Stored dataset items
+ + +

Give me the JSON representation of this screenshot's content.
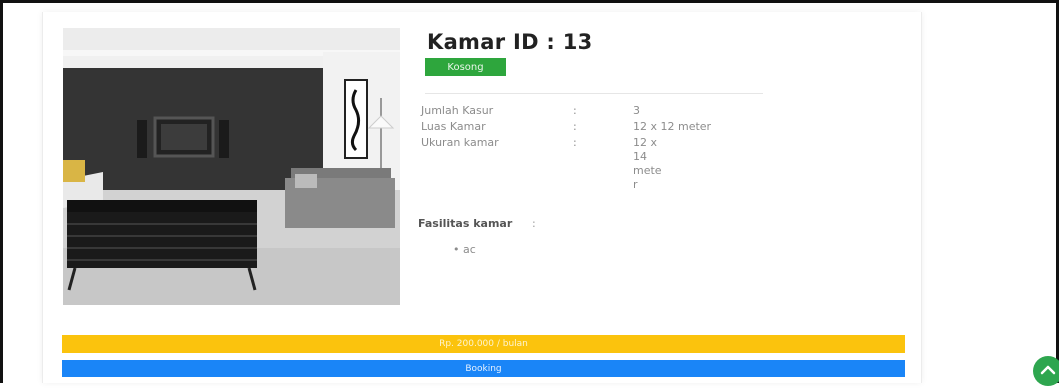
{
  "room": {
    "title": "Kamar ID : 13",
    "status": "Kosong",
    "details": [
      {
        "label": "Jumlah Kasur",
        "sep": ":",
        "value": "3"
      },
      {
        "label": "Luas Kamar",
        "sep": ":",
        "value": "12 x 12 meter"
      },
      {
        "label": "Ukuran kamar",
        "sep": ":",
        "value": "12 x 14 mete r"
      }
    ],
    "facilities_title": "Fasilitas kamar",
    "facilities_sep": ":",
    "facilities": [
      "ac"
    ]
  },
  "price_label": "Rp. 200.000 / bulan",
  "booking_label": "Booking",
  "icons": {
    "scroll_top": "chevron-up-icon"
  },
  "colors": {
    "status_green": "#2ea63d",
    "price_yellow": "#fbc30d",
    "booking_blue": "#1a85f7",
    "scroll_button_green": "#2ea64f"
  }
}
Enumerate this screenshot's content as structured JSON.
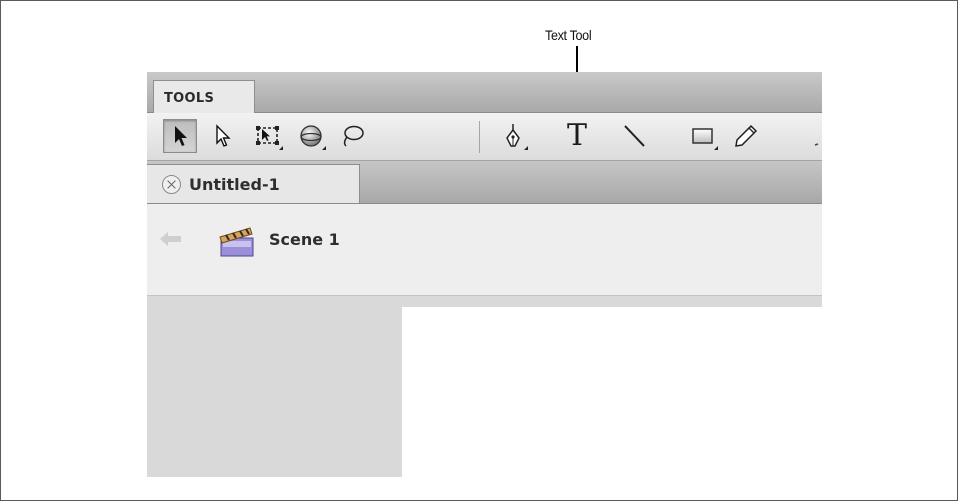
{
  "callout": {
    "label": "Text Tool"
  },
  "tools_panel": {
    "tab_label": "TOOLS",
    "tools": [
      {
        "name": "selection-tool",
        "icon": "arrow-black-icon",
        "selected": true
      },
      {
        "name": "subselection-tool",
        "icon": "arrow-white-icon",
        "selected": false
      },
      {
        "name": "free-transform-tool",
        "icon": "free-transform-icon",
        "selected": false
      },
      {
        "name": "3d-rotation-tool",
        "icon": "3d-rotation-icon",
        "selected": false
      },
      {
        "name": "lasso-tool",
        "icon": "lasso-icon",
        "selected": false
      },
      {
        "name": "pen-tool",
        "icon": "pen-icon",
        "selected": false
      },
      {
        "name": "text-tool",
        "icon": "text-t-icon",
        "glyph": "T",
        "selected": false
      },
      {
        "name": "line-tool",
        "icon": "line-icon",
        "selected": false
      },
      {
        "name": "rectangle-tool",
        "icon": "rectangle-icon",
        "selected": false
      },
      {
        "name": "pencil-tool",
        "icon": "pencil-icon",
        "selected": false
      }
    ]
  },
  "document": {
    "tab_title": "Untitled-1",
    "close_icon": "close-circle-icon"
  },
  "scene_bar": {
    "scene_label": "Scene 1",
    "back_icon": "back-arrow-icon",
    "scene_icon": "clapperboard-icon"
  },
  "colors": {
    "pasteboard": "#d9d9d9",
    "stage": "#ffffff",
    "panel_bar": "#b8b8b8"
  }
}
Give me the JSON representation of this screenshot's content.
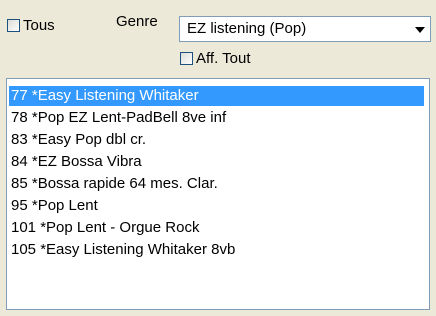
{
  "filter": {
    "tous_label": "Tous",
    "tous_checked": false,
    "genre_label": "Genre",
    "genre_value": "EZ listening (Pop)",
    "aff_tout_label": "Aff. Tout",
    "aff_tout_checked": false
  },
  "styles": {
    "selected_index": 0,
    "items": [
      "77 *Easy Listening Whitaker",
      "78 *Pop EZ Lent-PadBell 8ve inf",
      "83 *Easy Pop dbl cr.",
      "84 *EZ Bossa Vibra",
      "85 *Bossa rapide 64 mes. Clar.",
      "95 *Pop Lent",
      "101 *Pop Lent - Orgue Rock",
      "105 *Easy Listening Whitaker 8vb"
    ]
  },
  "colors": {
    "selection": "#3399ff",
    "panel": "#ece9d8",
    "border": "#7f9db9"
  }
}
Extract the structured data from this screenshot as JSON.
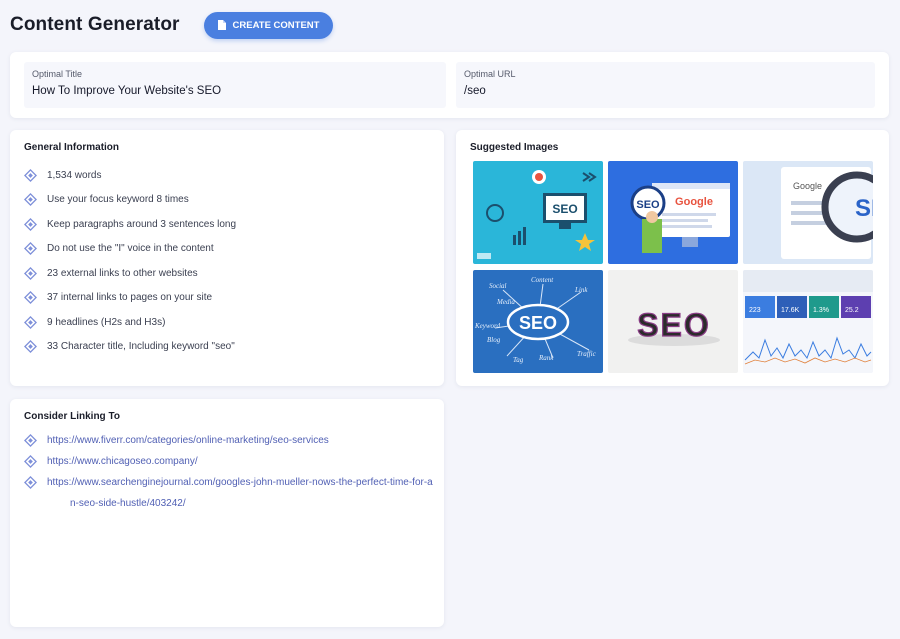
{
  "header": {
    "title": "Content Generator",
    "create_label": "CREATE CONTENT"
  },
  "optimal": {
    "title_label": "Optimal Title",
    "title_value": "How To Improve Your Website's SEO",
    "url_label": "Optimal URL",
    "url_value": "/seo"
  },
  "general": {
    "heading": "General Information",
    "items": [
      "1,534 words",
      "Use your focus keyword 8 times",
      "Keep paragraphs around 3 sentences long",
      "Do not use the \"I\" voice in the content",
      "23 external links to other websites",
      "37 internal links to pages on your site",
      "9 headlines (H2s and H3s)",
      "33 Character title, Including keyword \"seo\""
    ]
  },
  "images": {
    "heading": "Suggested Images",
    "thumb_texts": {
      "seo": "SEO",
      "google": "Google",
      "partial": "SE",
      "social": "Social",
      "media": "Media",
      "content": "Content",
      "link": "Link",
      "keyword": "Keyword",
      "blog": "Blog",
      "tag": "Tag",
      "rank": "Rank",
      "traffic": "Traffic",
      "stat1": "223",
      "stat2": "17.6K",
      "stat3": "1.3%",
      "stat4": "25.2"
    }
  },
  "links": {
    "heading": "Consider Linking To",
    "items": [
      "https://www.fiverr.com/categories/online-marketing/seo-services",
      "https://www.chicagoseo.company/",
      "https://www.searchenginejournal.com/googles-john-mueller-nows-the-perfect-time-for-an-seo-side-hustle/403242/"
    ]
  },
  "colors": {
    "accent": "#4a7fe0",
    "link": "#5160b4",
    "bullet": "#7d8fd9"
  }
}
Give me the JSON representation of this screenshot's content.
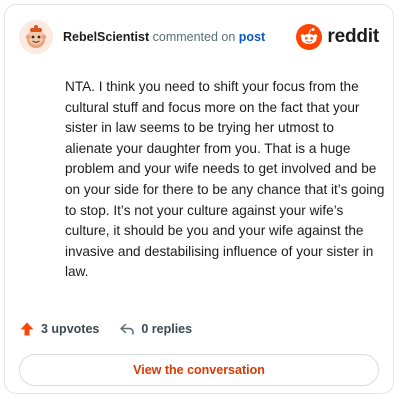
{
  "header": {
    "username": "RebelScientist",
    "action_text": "commented on",
    "post_link": "post",
    "brand": "reddit"
  },
  "comment": {
    "text": "NTA. I think you need to shift your focus from the cultural stuff and focus more on the fact that your sister in law seems to be trying her utmost to alienate your daughter from you. That is a huge problem and your wife needs to get involved and be on your side for there to be any chance that it’s going to stop. It’s not your culture against your wife’s culture, it should be you and your wife against the invasive and destabilising influence of your sister in law."
  },
  "actions": {
    "upvotes": "3 upvotes",
    "replies": "0 replies"
  },
  "cta": {
    "label": "View the conversation"
  },
  "colors": {
    "brand_orange": "#ff4500",
    "link_blue": "#0a58c7",
    "cta_text": "#d93a00"
  },
  "icons": {
    "avatar": "snoo-avatar-icon",
    "brand": "reddit-logo-icon",
    "upvote": "upvote-arrow-icon",
    "reply": "reply-arrow-icon"
  }
}
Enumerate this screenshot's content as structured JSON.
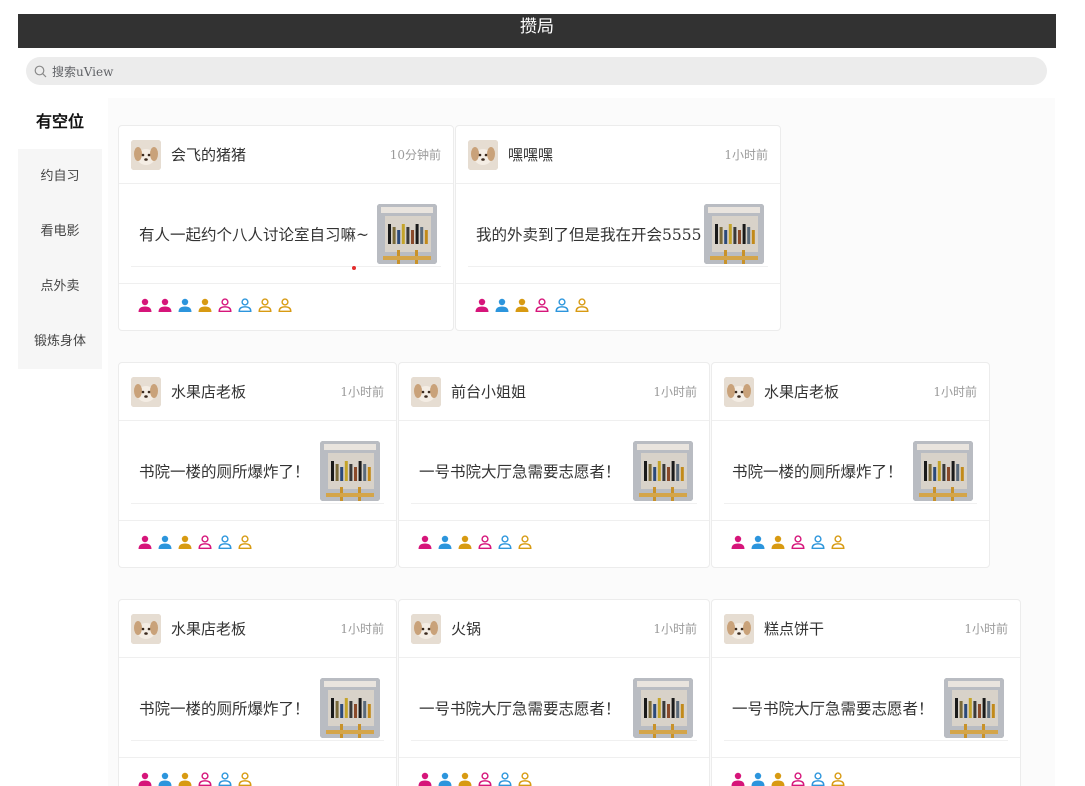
{
  "app": {
    "title": "攒局"
  },
  "search": {
    "placeholder": "搜索uView"
  },
  "sidebar": {
    "items": [
      "有空位",
      "约自习",
      "看电影",
      "点外卖",
      "锻炼身体"
    ]
  },
  "colors": {
    "magenta": "#d6157a",
    "blue": "#2c95dd",
    "gold": "#d89a12"
  },
  "cards": [
    {
      "name": "会飞的猪猪",
      "time": "10分钟前",
      "text": "有人一起约个八人讨论室自习嘛~",
      "people": [
        "magenta-filled",
        "magenta-filled",
        "blue-filled",
        "gold-filled",
        "magenta-outline",
        "blue-outline",
        "gold-outline",
        "gold-outline"
      ]
    },
    {
      "name": "嘿嘿嘿",
      "time": "1小时前",
      "text": "我的外卖到了但是我在开会5555",
      "people": [
        "magenta-filled",
        "blue-filled",
        "gold-filled",
        "magenta-outline",
        "blue-outline",
        "gold-outline"
      ]
    },
    {
      "name": "水果店老板",
      "time": "1小时前",
      "text": "书院一楼的厕所爆炸了！",
      "people": [
        "magenta-filled",
        "blue-filled",
        "gold-filled",
        "magenta-outline",
        "blue-outline",
        "gold-outline"
      ]
    },
    {
      "name": "前台小姐姐",
      "time": "1小时前",
      "text": "一号书院大厅急需要志愿者！",
      "people": [
        "magenta-filled",
        "blue-filled",
        "gold-filled",
        "magenta-outline",
        "blue-outline",
        "gold-outline"
      ]
    },
    {
      "name": "水果店老板",
      "time": "1小时前",
      "text": "书院一楼的厕所爆炸了！",
      "people": [
        "magenta-filled",
        "blue-filled",
        "gold-filled",
        "magenta-outline",
        "blue-outline",
        "gold-outline"
      ]
    },
    {
      "name": "水果店老板",
      "time": "1小时前",
      "text": "书院一楼的厕所爆炸了！",
      "people": [
        "magenta-filled",
        "blue-filled",
        "gold-filled",
        "magenta-outline",
        "blue-outline",
        "gold-outline"
      ]
    },
    {
      "name": "火锅",
      "time": "1小时前",
      "text": "一号书院大厅急需要志愿者！",
      "people": [
        "magenta-filled",
        "blue-filled",
        "gold-filled",
        "magenta-outline",
        "blue-outline",
        "gold-outline"
      ]
    },
    {
      "name": "糕点饼干",
      "time": "1小时前",
      "text": "一号书院大厅急需要志愿者！",
      "people": [
        "magenta-filled",
        "blue-filled",
        "gold-filled",
        "magenta-outline",
        "blue-outline",
        "gold-outline"
      ]
    }
  ]
}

+ + +

- [Task prompt] Read the data above and pull out each line that holds the string "Whitaker".

- [Result of this task]
      "77 *Easy Listening Whitaker",
      "105 *Easy Listening Whitaker 8vb"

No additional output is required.